TO DO: Reproduce verbatim everything in the listing from the line containing "- table-row: Test" down to the line containing "- sidebar-item-label: Summary: [25, 67, 73, 79]", including both of those lines.
BEGIN EXTRACTED DATA
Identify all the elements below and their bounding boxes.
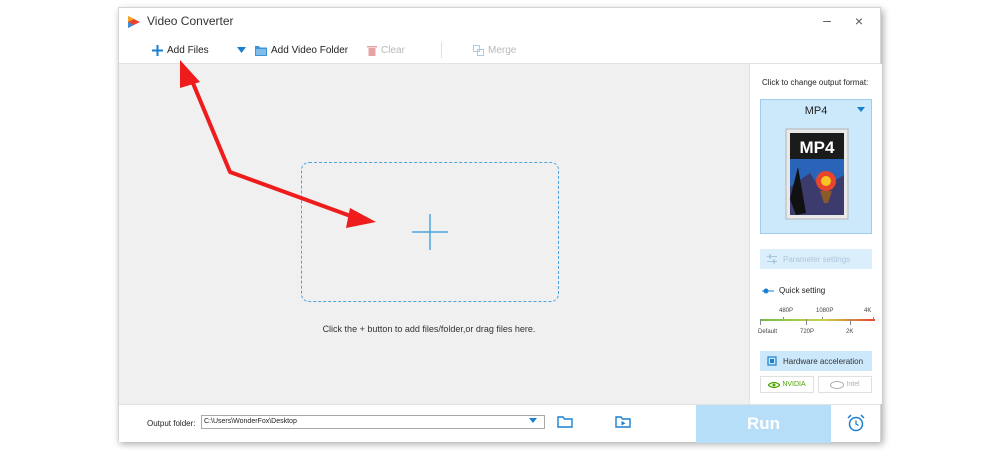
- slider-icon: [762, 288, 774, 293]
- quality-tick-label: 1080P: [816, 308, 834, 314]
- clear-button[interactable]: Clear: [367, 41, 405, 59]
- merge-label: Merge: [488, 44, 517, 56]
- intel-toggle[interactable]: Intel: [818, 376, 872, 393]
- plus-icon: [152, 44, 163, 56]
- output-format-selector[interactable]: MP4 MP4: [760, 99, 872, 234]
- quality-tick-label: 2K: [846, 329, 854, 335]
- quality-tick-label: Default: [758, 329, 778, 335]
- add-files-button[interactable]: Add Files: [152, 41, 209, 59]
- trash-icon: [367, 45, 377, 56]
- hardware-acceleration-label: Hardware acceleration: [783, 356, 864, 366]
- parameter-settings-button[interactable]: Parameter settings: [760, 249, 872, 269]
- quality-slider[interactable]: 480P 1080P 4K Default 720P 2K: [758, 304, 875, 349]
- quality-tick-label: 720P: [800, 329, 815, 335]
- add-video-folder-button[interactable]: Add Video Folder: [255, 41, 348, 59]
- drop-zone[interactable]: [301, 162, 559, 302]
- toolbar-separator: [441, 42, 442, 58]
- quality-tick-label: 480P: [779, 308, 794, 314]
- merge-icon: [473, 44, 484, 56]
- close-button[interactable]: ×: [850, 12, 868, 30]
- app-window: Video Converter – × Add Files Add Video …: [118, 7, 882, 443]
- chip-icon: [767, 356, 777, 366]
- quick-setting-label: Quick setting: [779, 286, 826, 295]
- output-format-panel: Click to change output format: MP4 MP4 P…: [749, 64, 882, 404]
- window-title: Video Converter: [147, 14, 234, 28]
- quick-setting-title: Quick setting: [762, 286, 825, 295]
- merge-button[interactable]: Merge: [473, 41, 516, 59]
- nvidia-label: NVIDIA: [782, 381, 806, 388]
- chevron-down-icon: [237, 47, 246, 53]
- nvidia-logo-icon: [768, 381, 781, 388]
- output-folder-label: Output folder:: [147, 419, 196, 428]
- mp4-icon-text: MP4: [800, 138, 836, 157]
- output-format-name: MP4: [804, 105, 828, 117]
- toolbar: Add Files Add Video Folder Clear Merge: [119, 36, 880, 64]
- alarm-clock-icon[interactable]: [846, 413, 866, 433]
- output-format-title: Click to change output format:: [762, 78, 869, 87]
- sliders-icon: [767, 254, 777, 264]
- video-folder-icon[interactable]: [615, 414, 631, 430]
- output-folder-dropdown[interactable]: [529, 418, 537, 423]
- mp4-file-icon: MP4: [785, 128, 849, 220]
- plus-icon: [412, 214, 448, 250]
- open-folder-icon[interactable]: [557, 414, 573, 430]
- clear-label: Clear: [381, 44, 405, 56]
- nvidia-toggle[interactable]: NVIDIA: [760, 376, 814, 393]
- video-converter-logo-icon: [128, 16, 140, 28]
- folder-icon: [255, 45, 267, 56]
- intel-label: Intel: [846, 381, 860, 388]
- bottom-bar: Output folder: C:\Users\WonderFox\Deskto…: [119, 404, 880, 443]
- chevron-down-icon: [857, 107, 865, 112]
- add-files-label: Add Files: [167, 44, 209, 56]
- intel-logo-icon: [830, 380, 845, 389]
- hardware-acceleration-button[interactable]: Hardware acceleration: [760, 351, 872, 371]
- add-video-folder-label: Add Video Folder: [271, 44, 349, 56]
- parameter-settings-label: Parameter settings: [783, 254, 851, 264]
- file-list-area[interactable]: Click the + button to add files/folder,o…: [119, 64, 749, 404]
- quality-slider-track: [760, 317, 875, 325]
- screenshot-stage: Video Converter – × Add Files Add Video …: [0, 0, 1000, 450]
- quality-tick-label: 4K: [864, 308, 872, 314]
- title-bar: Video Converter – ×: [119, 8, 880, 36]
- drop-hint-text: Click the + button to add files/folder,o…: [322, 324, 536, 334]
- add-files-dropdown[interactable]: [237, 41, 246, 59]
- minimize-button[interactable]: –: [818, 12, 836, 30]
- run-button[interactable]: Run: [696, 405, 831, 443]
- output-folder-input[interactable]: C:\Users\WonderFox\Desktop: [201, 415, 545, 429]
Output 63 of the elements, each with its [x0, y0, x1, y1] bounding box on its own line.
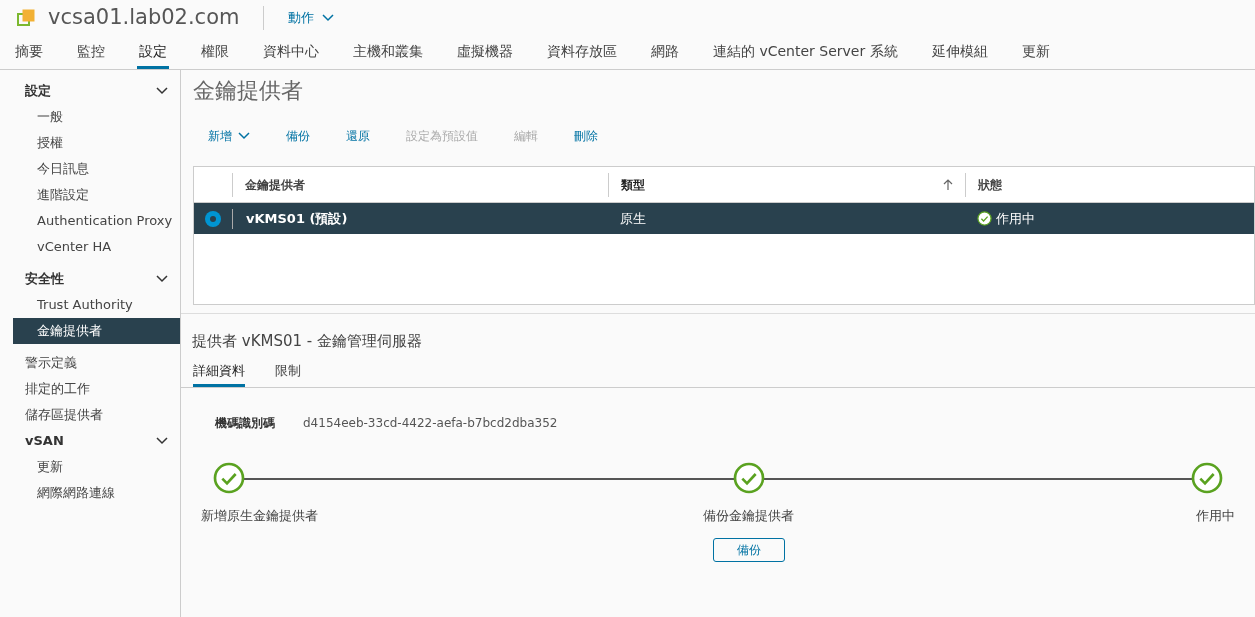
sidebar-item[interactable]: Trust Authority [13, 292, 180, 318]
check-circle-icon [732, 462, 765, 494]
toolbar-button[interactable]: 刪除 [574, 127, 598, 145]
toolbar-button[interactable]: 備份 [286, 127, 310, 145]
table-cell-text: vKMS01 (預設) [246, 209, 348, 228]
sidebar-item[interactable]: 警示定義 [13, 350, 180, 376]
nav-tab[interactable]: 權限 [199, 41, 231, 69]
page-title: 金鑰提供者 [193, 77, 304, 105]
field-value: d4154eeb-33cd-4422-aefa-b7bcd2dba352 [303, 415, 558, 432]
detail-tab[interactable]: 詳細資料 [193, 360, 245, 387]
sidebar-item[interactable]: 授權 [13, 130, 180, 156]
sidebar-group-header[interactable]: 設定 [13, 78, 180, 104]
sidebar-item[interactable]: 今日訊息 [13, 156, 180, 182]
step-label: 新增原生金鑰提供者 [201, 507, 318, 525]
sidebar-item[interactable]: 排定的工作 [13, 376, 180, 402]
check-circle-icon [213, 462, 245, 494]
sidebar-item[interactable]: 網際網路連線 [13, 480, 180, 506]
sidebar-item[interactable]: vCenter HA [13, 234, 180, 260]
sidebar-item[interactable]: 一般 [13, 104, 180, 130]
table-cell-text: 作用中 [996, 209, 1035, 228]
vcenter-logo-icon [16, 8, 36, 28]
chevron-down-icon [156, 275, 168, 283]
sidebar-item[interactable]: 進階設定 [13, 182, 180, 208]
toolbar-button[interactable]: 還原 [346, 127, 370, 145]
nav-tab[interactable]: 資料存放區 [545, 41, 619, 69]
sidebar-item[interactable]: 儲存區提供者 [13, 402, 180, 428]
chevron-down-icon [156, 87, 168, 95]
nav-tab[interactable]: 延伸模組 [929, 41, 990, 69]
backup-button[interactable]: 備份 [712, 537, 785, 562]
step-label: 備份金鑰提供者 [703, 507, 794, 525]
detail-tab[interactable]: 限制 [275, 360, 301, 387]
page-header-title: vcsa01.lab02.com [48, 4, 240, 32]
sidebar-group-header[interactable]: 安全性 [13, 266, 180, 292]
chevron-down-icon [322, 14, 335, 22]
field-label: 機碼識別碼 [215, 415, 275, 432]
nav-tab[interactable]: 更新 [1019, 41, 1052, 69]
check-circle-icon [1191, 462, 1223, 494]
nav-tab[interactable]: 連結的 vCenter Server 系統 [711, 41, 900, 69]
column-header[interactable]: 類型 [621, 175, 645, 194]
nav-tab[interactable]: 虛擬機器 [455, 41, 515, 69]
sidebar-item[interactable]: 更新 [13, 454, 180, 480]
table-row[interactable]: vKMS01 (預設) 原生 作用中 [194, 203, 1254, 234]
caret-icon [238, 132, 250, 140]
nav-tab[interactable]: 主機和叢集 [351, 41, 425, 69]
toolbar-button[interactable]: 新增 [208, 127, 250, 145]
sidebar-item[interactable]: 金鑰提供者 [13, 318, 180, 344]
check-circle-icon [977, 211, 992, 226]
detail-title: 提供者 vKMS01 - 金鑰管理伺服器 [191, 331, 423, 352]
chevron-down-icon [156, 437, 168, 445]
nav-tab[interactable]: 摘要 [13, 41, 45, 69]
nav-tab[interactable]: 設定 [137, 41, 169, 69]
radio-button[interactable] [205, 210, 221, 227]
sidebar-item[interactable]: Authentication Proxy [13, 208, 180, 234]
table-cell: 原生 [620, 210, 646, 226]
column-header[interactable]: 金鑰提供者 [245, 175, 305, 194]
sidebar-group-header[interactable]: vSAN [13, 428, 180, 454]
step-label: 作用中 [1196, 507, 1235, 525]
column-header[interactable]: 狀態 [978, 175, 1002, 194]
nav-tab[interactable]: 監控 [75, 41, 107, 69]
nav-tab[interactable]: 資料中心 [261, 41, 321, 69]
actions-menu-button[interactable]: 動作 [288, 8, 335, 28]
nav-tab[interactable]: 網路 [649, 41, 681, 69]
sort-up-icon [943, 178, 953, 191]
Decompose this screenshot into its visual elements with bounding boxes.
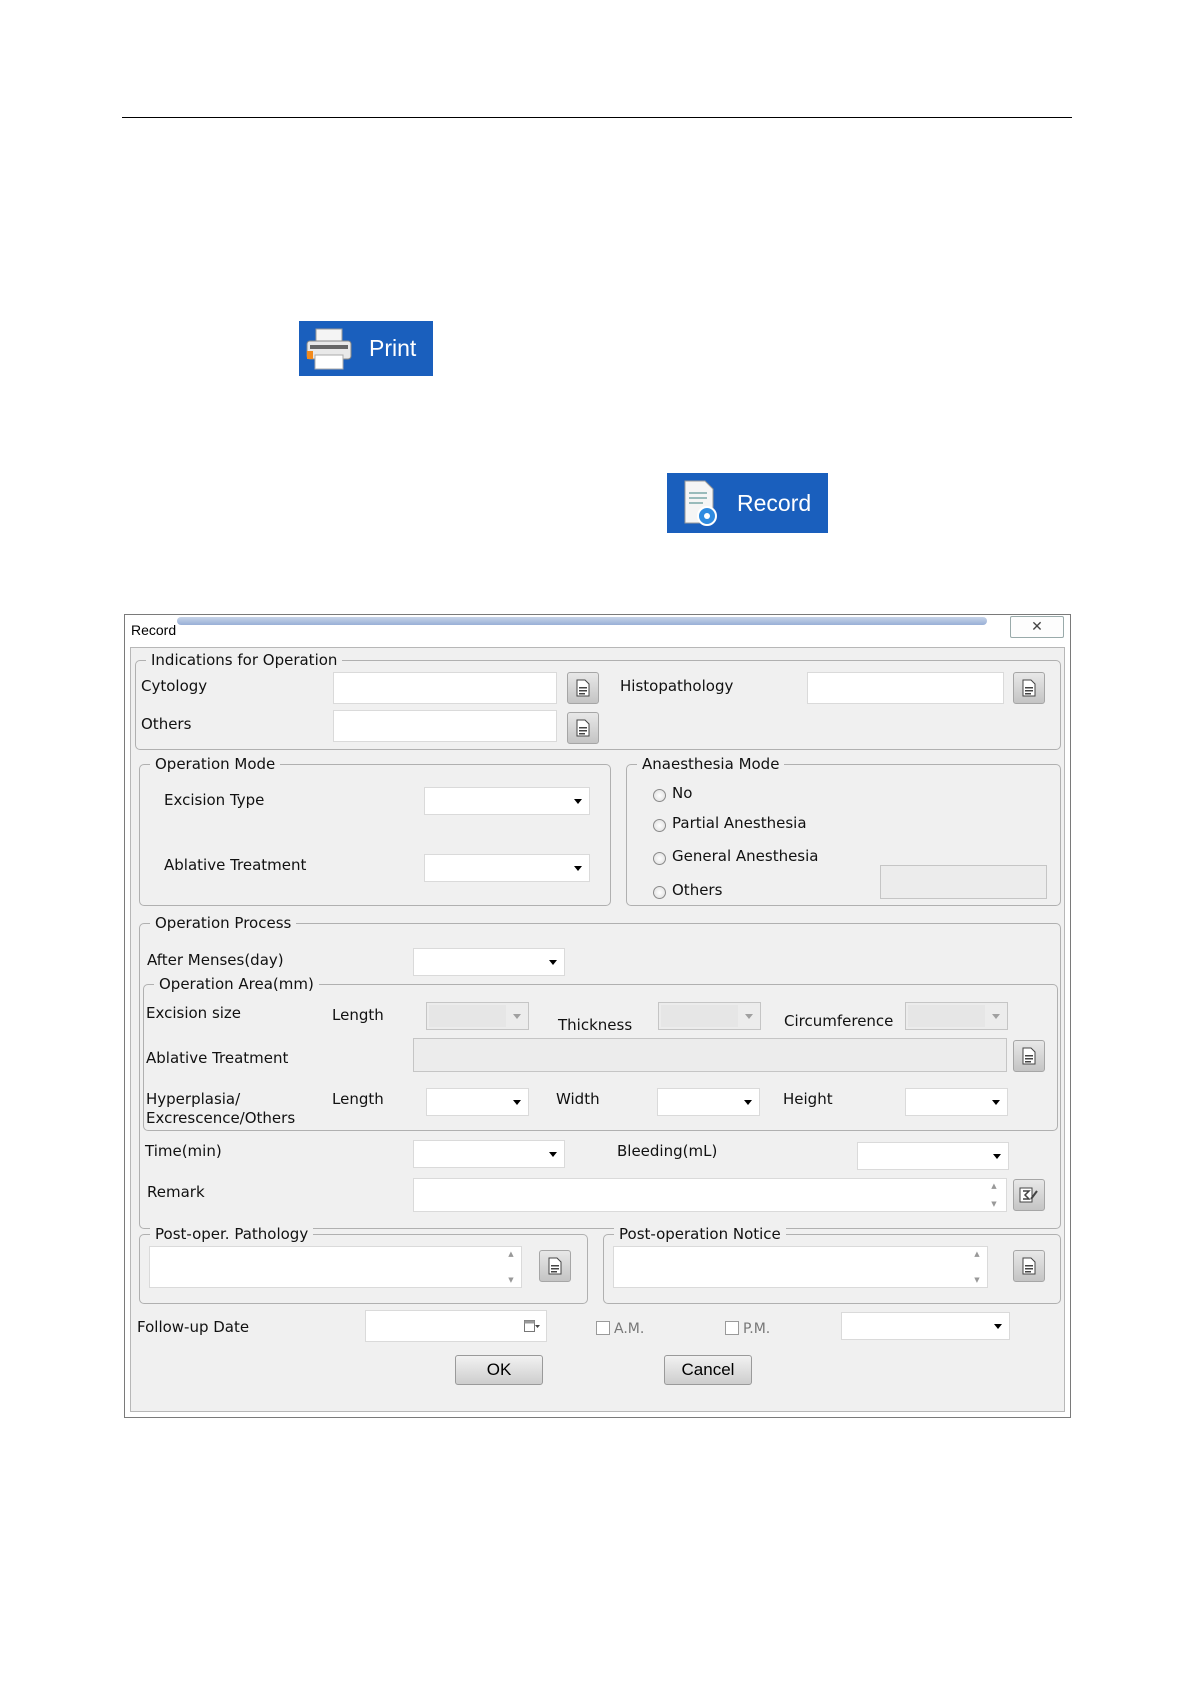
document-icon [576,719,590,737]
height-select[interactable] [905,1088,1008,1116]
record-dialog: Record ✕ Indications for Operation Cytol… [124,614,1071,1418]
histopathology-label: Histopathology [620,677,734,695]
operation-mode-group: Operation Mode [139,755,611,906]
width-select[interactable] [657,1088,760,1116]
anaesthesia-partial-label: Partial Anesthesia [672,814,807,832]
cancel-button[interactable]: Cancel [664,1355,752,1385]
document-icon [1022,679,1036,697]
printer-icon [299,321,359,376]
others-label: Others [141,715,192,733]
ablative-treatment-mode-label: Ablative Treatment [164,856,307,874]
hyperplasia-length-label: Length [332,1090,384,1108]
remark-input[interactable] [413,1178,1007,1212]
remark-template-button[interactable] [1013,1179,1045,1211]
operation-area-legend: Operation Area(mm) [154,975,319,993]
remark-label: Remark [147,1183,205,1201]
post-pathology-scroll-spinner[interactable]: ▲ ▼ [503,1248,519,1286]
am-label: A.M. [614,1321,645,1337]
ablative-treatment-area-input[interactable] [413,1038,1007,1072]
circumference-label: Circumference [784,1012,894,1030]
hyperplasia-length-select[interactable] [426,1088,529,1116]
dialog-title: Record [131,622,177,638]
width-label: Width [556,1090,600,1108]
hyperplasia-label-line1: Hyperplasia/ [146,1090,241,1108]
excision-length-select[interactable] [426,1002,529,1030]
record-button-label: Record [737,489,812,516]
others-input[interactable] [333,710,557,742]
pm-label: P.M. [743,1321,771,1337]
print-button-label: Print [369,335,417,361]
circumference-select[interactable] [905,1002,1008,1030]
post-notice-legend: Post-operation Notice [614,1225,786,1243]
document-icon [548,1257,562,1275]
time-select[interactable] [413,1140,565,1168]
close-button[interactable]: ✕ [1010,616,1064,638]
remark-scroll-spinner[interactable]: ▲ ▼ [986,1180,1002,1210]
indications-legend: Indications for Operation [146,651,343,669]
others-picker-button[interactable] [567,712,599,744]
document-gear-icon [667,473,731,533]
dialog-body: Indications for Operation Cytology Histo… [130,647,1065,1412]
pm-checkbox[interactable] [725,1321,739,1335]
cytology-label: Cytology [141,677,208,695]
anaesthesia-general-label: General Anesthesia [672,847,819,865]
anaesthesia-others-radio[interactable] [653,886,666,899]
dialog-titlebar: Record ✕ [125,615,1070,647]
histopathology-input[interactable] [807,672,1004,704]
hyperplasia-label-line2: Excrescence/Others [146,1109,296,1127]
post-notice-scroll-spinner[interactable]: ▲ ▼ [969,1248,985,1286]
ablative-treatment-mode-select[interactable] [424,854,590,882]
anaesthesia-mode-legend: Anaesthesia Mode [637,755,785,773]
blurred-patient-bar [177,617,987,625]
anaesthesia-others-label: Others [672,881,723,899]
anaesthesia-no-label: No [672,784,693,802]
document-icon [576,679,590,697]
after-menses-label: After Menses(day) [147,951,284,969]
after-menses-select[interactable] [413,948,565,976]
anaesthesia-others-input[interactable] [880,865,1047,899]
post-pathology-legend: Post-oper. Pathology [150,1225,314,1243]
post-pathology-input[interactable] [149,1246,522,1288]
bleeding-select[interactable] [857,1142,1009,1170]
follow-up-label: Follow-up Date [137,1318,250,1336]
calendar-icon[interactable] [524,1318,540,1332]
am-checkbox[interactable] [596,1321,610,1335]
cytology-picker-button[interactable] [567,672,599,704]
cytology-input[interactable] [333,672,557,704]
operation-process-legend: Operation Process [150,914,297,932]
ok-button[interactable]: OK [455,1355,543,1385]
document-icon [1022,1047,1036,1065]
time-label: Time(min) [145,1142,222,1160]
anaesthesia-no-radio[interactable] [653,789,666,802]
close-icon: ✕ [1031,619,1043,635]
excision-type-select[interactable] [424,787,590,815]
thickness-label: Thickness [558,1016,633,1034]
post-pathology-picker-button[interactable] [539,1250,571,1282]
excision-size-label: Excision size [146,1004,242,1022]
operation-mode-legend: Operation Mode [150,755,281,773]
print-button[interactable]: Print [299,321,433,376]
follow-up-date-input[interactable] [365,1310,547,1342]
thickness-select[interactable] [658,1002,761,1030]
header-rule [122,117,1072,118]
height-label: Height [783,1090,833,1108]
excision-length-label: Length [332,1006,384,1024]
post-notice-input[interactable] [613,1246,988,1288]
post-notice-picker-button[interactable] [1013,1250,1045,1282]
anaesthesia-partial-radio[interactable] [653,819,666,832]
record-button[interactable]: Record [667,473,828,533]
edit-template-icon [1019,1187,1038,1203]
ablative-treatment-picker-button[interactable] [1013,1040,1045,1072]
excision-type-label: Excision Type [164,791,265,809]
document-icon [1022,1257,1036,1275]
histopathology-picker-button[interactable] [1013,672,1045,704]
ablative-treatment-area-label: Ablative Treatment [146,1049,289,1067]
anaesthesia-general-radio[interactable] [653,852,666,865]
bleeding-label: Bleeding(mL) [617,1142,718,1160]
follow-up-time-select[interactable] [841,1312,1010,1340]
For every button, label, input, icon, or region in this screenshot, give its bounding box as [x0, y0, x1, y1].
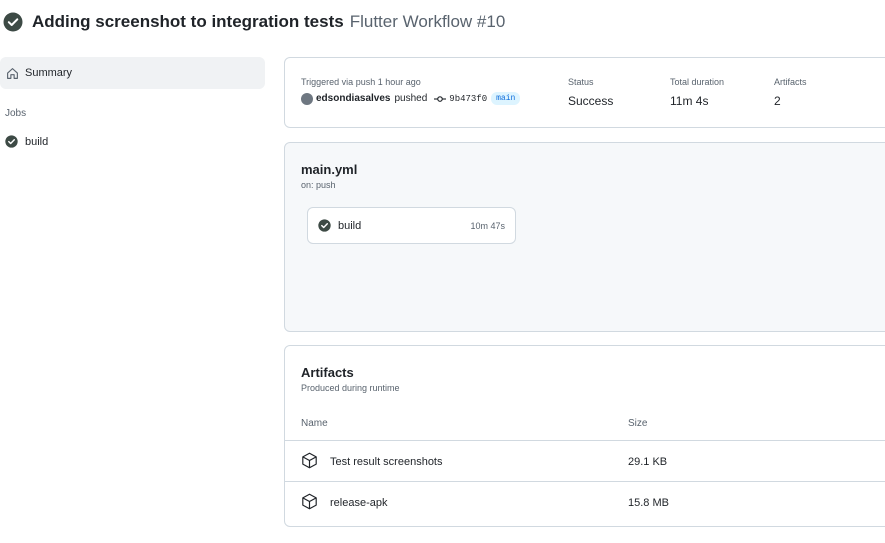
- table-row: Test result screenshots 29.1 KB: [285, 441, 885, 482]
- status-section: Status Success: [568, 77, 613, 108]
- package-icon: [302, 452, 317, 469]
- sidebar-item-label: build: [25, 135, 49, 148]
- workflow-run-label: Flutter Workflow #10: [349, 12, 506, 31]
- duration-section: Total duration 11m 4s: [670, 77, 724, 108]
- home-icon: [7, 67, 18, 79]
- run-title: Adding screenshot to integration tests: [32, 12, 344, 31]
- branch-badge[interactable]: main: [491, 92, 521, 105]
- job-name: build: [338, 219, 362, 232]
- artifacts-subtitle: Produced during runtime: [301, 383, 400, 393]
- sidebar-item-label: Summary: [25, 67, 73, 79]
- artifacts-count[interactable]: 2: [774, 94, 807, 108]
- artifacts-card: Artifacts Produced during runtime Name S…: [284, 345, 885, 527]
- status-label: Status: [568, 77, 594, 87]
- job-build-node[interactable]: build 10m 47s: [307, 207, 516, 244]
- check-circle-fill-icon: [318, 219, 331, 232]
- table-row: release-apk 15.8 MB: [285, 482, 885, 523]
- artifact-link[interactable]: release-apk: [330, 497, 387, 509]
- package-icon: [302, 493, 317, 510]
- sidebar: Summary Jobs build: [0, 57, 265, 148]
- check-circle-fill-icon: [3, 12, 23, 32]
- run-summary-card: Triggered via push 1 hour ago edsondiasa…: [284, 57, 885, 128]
END EXTRACTED DATA
RESULT:
- table-row: Test result screenshots 29.1 KB: [285, 441, 885, 482]
- status-section: Status Success: [568, 77, 613, 108]
- package-icon: [302, 452, 317, 469]
- sidebar-item-label: build: [25, 135, 49, 148]
- workflow-run-label: Flutter Workflow #10: [349, 12, 506, 31]
- duration-section: Total duration 11m 4s: [670, 77, 724, 108]
- home-icon: [7, 67, 18, 79]
- run-title: Adding screenshot to integration tests: [32, 12, 344, 31]
- branch-badge[interactable]: main: [491, 92, 521, 105]
- job-name: build: [338, 219, 362, 232]
- artifacts-subtitle: Produced during runtime: [301, 383, 400, 393]
- sidebar-item-label: Summary: [25, 67, 73, 79]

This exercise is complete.